- _Exercise task_
Find every line in the records below that holds the word "What", and copy it out.

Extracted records
-- begin --
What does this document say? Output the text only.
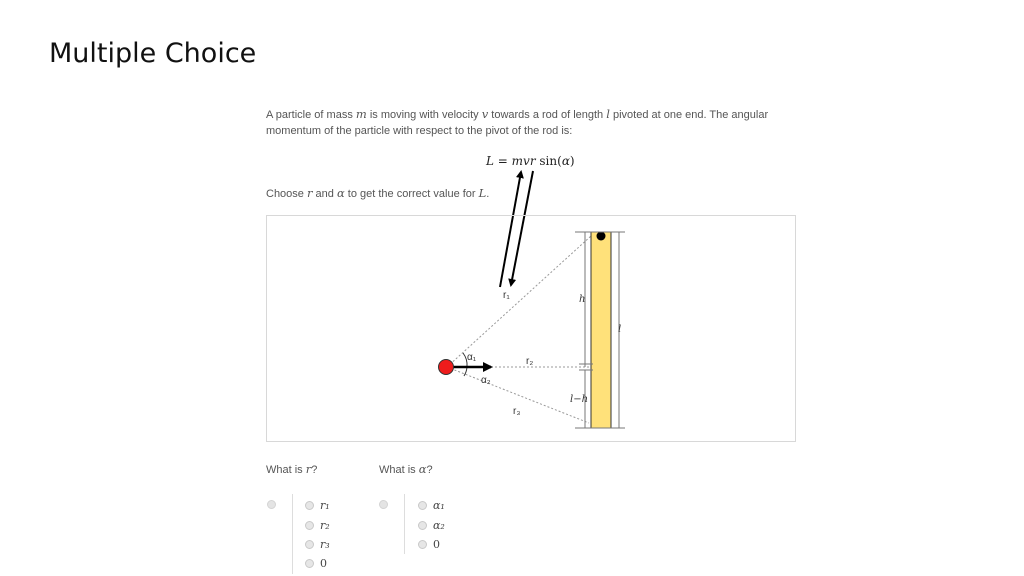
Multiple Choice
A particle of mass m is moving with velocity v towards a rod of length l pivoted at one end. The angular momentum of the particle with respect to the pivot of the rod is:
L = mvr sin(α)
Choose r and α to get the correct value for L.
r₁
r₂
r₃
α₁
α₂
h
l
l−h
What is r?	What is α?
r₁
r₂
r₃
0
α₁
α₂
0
-- end --
- _Exercise result_
What does this document say? Output the text only.
What is r?	What is α?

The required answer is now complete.